### Stated exercise
Exact repetition is required: output every record in full.

═══ Data shown ═══

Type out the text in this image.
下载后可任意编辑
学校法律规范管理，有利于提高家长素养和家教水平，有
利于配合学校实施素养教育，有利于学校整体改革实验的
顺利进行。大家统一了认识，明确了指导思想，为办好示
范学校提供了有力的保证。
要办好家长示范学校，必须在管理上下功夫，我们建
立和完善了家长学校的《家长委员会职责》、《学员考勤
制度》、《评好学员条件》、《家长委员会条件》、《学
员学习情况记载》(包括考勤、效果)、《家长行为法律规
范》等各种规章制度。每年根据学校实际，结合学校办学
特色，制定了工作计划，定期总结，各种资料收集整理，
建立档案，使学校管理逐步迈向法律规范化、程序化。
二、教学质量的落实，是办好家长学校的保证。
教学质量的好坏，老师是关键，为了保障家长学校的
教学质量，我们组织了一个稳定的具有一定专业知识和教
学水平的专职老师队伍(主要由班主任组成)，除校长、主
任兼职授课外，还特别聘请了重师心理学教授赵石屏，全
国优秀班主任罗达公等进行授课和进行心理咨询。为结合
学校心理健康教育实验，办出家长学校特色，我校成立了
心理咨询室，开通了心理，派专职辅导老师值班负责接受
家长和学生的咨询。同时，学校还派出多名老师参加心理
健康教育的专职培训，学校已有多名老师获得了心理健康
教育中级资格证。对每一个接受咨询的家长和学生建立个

═══

### Task solution
Type out the text in this image.
下载后可任意编辑
学校法律规范管理，有利于提高家长素养和家教水平，有
利于配合学校实施素养教育，有利于学校整体改革实验的
顺利进行。大家统一了认识，明确了指导思想，为办好示
范学校提供了有力的保证。
要办好家长示范学校，必须在管理上下功夫，我们建
立和完善了家长学校的《家长委员会职责》、《学员考勤
制度》、《评好学员条件》、《家长委员会条件》、《学
员学习情况记载》(包括考勤、效果)、《家长行为法律规
范》等各种规章制度。每年根据学校实际，结合学校办学
特色，制定了工作计划，定期总结，各种资料收集整理，
建立档案，使学校管理逐步迈向法律规范化、程序化。
二、教学质量的落实，是办好家长学校的保证。
教学质量的好坏，老师是关键，为了保障家长学校的
教学质量，我们组织了一个稳定的具有一定专业知识和教
学水平的专职老师队伍(主要由班主任组成)，除校长、主
任兼职授课外，还特别聘请了重师心理学教授赵石屏，全
国优秀班主任罗达公等进行授课和进行心理咨询。为结合
学校心理健康教育实验，办出家长学校特色，我校成立了
心理咨询室，开通了心理，派专职辅导老师值班负责接受
家长和学生的咨询。同时，学校还派出多名老师参加心理
健康教育的专职培训，学校已有多名老师获得了心理健康
教育中级资格证。对每一个接受咨询的家长和学生建立个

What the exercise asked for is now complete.